Problem to solve: Repeat the data verbatim.

*** Material supplied

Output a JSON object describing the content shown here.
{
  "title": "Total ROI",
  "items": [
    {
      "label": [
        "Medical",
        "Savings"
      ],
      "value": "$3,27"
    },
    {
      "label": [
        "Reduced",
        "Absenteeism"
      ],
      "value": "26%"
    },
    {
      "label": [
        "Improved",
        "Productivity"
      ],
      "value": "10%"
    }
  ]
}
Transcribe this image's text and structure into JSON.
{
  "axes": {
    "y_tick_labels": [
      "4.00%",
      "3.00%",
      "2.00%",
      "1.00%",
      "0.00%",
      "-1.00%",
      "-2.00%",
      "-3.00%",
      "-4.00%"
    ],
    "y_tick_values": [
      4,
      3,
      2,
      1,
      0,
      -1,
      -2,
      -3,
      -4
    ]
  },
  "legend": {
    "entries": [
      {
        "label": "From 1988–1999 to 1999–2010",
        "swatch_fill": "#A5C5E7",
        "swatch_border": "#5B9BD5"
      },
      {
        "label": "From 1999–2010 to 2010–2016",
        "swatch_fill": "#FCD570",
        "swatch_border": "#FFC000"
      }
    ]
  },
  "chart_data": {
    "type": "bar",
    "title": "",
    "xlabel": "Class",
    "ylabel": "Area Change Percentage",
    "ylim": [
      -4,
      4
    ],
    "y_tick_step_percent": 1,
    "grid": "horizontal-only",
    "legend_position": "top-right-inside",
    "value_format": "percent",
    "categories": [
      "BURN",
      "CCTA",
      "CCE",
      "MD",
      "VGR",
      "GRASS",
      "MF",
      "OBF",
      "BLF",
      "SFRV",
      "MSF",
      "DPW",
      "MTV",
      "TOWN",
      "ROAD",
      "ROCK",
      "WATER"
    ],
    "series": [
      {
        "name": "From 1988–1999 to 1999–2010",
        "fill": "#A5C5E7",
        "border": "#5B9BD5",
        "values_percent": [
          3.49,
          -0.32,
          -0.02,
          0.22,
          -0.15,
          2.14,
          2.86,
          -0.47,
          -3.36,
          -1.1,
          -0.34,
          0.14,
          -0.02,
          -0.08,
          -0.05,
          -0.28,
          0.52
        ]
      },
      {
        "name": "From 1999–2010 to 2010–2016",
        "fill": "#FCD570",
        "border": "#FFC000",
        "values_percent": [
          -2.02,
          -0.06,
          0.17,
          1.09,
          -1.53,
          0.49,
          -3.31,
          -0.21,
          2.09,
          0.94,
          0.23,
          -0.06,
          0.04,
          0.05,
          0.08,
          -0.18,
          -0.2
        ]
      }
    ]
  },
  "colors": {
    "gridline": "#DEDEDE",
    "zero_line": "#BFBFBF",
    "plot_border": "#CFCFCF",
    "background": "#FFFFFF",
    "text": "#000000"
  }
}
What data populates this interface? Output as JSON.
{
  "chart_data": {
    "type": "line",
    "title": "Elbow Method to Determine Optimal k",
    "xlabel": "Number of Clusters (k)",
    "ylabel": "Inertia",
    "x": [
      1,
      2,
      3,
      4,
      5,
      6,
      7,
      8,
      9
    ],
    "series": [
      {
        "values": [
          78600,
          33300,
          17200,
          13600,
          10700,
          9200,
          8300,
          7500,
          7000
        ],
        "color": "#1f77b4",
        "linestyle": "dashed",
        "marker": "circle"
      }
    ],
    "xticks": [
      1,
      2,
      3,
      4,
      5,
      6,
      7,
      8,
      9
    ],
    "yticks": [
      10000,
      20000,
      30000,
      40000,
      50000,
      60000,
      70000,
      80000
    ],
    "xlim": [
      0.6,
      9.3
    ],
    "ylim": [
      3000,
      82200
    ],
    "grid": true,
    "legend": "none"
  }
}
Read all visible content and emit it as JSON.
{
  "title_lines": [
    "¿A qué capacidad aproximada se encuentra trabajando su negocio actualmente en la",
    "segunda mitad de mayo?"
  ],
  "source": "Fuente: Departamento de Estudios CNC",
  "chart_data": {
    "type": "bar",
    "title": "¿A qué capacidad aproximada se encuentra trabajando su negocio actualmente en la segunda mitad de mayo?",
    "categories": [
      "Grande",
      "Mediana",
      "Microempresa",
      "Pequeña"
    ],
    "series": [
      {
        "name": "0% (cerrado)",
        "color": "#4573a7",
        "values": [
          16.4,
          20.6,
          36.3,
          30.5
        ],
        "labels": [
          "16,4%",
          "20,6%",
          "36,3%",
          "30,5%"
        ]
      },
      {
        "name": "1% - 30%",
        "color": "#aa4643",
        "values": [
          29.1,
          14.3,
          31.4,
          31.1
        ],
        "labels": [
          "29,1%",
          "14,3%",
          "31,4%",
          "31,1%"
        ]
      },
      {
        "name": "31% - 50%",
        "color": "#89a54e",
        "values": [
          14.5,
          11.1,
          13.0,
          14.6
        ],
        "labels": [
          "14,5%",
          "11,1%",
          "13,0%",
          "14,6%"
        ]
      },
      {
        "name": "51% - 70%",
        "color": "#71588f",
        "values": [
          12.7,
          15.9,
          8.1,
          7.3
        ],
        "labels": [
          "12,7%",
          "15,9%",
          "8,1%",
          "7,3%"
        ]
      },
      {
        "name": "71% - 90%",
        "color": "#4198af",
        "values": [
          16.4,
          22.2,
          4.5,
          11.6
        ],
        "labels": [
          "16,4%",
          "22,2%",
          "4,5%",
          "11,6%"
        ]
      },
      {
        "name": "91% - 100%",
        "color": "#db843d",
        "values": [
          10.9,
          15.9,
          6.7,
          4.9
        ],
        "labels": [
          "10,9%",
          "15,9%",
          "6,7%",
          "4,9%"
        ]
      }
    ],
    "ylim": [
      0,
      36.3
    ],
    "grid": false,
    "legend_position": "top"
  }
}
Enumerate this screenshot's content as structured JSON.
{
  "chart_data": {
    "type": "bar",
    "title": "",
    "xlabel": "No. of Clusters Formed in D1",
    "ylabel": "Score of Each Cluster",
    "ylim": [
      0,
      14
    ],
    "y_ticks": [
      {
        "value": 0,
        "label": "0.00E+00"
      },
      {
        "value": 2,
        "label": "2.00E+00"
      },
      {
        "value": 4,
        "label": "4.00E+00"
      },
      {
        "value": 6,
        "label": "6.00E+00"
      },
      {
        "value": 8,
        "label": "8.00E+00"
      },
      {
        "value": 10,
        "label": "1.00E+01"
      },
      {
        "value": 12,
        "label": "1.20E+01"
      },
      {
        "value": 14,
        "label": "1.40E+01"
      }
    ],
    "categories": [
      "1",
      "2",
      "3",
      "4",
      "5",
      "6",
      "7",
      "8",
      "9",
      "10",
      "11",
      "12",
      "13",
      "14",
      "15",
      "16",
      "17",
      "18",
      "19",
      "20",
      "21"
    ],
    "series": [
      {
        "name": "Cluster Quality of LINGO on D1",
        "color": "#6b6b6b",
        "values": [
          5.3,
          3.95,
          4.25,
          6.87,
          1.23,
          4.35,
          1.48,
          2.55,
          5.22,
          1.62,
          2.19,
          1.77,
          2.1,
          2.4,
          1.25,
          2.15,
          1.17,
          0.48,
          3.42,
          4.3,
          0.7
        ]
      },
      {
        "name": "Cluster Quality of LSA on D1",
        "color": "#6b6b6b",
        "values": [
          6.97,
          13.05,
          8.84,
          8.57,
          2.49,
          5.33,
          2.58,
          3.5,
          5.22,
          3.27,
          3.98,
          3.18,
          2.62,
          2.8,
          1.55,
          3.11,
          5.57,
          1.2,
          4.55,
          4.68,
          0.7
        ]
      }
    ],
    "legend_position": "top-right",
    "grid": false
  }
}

******

Final result:
Output a JSON object describing the content shown here.
{
  "title": "Total ROI",
  "items": [
    {
      "label": [
        "Medical",
        "Savings"
      ],
      "value": "$3,27"
    },
    {
      "label": [
        "Reduced",
        "Absenteeism"
      ],
      "value": "26%"
    },
    {
      "label": [
        "Improved",
        "Productivity"
      ],
      "value": "10%"
    }
  ]
}
Transcribe this image's text and structure into JSON.
{
  "axes": {
    "y_tick_labels": [
      "4.00%",
      "3.00%",
      "2.00%",
      "1.00%",
      "0.00%",
      "-1.00%",
      "-2.00%",
      "-3.00%",
      "-4.00%"
    ],
    "y_tick_values": [
      4,
      3,
      2,
      1,
      0,
      -1,
      -2,
      -3,
      -4
    ]
  },
  "legend": {
    "entries": [
      {
        "label": "From 1988–1999 to 1999–2010",
        "swatch_fill": "#A5C5E7",
        "swatch_border": "#5B9BD5"
      },
      {
        "label": "From 1999–2010 to 2010–2016",
        "swatch_fill": "#FCD570",
        "swatch_border": "#FFC000"
      }
    ]
  },
  "chart_data": {
    "type": "bar",
    "title": "",
    "xlabel": "Class",
    "ylabel": "Area Change Percentage",
    "ylim": [
      -4,
      4
    ],
    "y_tick_step_percent": 1,
    "grid": "horizontal-only",
    "legend_position": "top-right-inside",
    "value_format": "percent",
    "categories": [
      "BURN",
      "CCTA",
      "CCE",
      "MD",
      "VGR",
      "GRASS",
      "MF",
      "OBF",
      "BLF",
      "SFRV",
      "MSF",
      "DPW",
      "MTV",
      "TOWN",
      "ROAD",
      "ROCK",
      "WATER"
    ],
    "series": [
      {
        "name": "From 1988–1999 to 1999–2010",
        "fill": "#A5C5E7",
        "border": "#5B9BD5",
        "values_percent": [
          3.49,
          -0.32,
          -0.02,
          0.22,
          -0.15,
          2.14,
          2.86,
          -0.47,
          -3.36,
          -1.1,
          -0.34,
          0.14,
          -0.02,
          -0.08,
          -0.05,
          -0.28,
          0.52
        ]
      },
      {
        "name": "From 1999–2010 to 2010–2016",
        "fill": "#FCD570",
        "border": "#FFC000",
        "values_percent": [
          -2.02,
          -0.06,
          0.17,
          1.09,
          -1.53,
          0.49,
          -3.31,
          -0.21,
          2.09,
          0.94,
          0.23,
          -0.06,
          0.04,
          0.05,
          0.08,
          -0.18,
          -0.2
        ]
      }
    ]
  },
  "colors": {
    "gridline": "#DEDEDE",
    "zero_line": "#BFBFBF",
    "plot_border": "#CFCFCF",
    "background": "#FFFFFF",
    "text": "#000000"
  }
}
What data populates this interface? Output as JSON.
{
  "chart_data": {
    "type": "line",
    "title": "Elbow Method to Determine Optimal k",
    "xlabel": "Number of Clusters (k)",
    "ylabel": "Inertia",
    "x": [
      1,
      2,
      3,
      4,
      5,
      6,
      7,
      8,
      9
    ],
    "series": [
      {
        "values": [
          78600,
          33300,
          17200,
          13600,
          10700,
          9200,
          8300,
          7500,
          7000
        ],
        "color": "#1f77b4",
        "linestyle": "dashed",
        "marker": "circle"
      }
    ],
    "xticks": [
      1,
      2,
      3,
      4,
      5,
      6,
      7,
      8,
      9
    ],
    "yticks": [
      10000,
      20000,
      30000,
      40000,
      50000,
      60000,
      70000,
      80000
    ],
    "xlim": [
      0.6,
      9.3
    ],
    "ylim": [
      3000,
      82200
    ],
    "grid": true,
    "legend": "none"
  }
}
Read all visible content and emit it as JSON.
{
  "title_lines": [
    "¿A qué capacidad aproximada se encuentra trabajando su negocio actualmente en la",
    "segunda mitad de mayo?"
  ],
  "source": "Fuente: Departamento de Estudios CNC",
  "chart_data": {
    "type": "bar",
    "title": "¿A qué capacidad aproximada se encuentra trabajando su negocio actualmente en la segunda mitad de mayo?",
    "categories": [
      "Grande",
      "Mediana",
      "Microempresa",
      "Pequeña"
    ],
    "series": [
      {
        "name": "0% (cerrado)",
        "color": "#4573a7",
        "values": [
          16.4,
          20.6,
          36.3,
          30.5
        ],
        "labels": [
          "16,4%",
          "20,6%",
          "36,3%",
          "30,5%"
        ]
      },
      {
        "name": "1% - 30%",
        "color": "#aa4643",
        "values": [
          29.1,
          14.3,
          31.4,
          31.1
        ],
        "labels": [
          "29,1%",
          "14,3%",
          "31,4%",
          "31,1%"
        ]
      },
      {
        "name": "31% - 50%",
        "color": "#89a54e",
        "values": [
          14.5,
          11.1,
          13.0,
          14.6
        ],
        "labels": [
          "14,5%",
          "11,1%",
          "13,0%",
          "14,6%"
        ]
      },
      {
        "name": "51% - 70%",
        "color": "#71588f",
        "values": [
          12.7,
          15.9,
          8.1,
          7.3
        ],
        "labels": [
          "12,7%",
          "15,9%",
          "8,1%",
          "7,3%"
        ]
      },
      {
        "name": "71% - 90%",
        "color": "#4198af",
        "values": [
          16.4,
          22.2,
          4.5,
          11.6
        ],
        "labels": [
          "16,4%",
          "22,2%",
          "4,5%",
          "11,6%"
        ]
      },
      {
        "name": "91% - 100%",
        "color": "#db843d",
        "values": [
          10.9,
          15.9,
          6.7,
          4.9
        ],
        "labels": [
          "10,9%",
          "15,9%",
          "6,7%",
          "4,9%"
        ]
      }
    ],
    "ylim": [
      0,
      36.3
    ],
    "grid": false,
    "legend_position": "top"
  }
}
Enumerate this screenshot's content as structured JSON.
{
  "chart_data": {
    "type": "bar",
    "title": "",
    "xlabel": "No. of Clusters Formed in D1",
    "ylabel": "Score of Each Cluster",
    "ylim": [
      0,
      14
    ],
    "y_ticks": [
      {
        "value": 0,
        "label": "0.00E+00"
      },
      {
        "value": 2,
        "label": "2.00E+00"
      },
      {
        "value": 4,
        "label": "4.00E+00"
      },
      {
        "value": 6,
        "label": "6.00E+00"
      },
      {
        "value": 8,
        "label": "8.00E+00"
      },
      {
        "value": 10,
        "label": "1.00E+01"
      },
      {
        "value": 12,
        "label": "1.20E+01"
      },
      {
        "value": 14,
        "label": "1.40E+01"
      }
    ],
    "categories": [
      "1",
      "2",
      "3",
      "4",
      "5",
      "6",
      "7",
      "8",
      "9",
      "10",
      "11",
      "12",
      "13",
      "14",
      "15",
      "16",
      "17",
      "18",
      "19",
      "20",
      "21"
    ],
    "series": [
      {
        "name": "Cluster Quality of LINGO on D1",
        "color": "#6b6b6b",
        "values": [
          5.3,
          3.95,
          4.25,
          6.87,
          1.23,
          4.35,
          1.48,
          2.55,
          5.22,
          1.62,
          2.19,
          1.77,
          2.1,
          2.4,
          1.25,
          2.15,
          1.17,
          0.48,
          3.42,
          4.3,
          0.7
        ]
      },
      {
        "name": "Cluster Quality of LSA on D1",
        "color": "#6b6b6b",
        "values": [
          6.97,
          13.05,
          8.84,
          8.57,
          2.49,
          5.33,
          2.58,
          3.5,
          5.22,
          3.27,
          3.98,
          3.18,
          2.62,
          2.8,
          1.55,
          3.11,
          5.57,
          1.2,
          4.55,
          4.68,
          0.7
        ]
      }
    ],
    "legend_position": "top-right",
    "grid": false
  }
}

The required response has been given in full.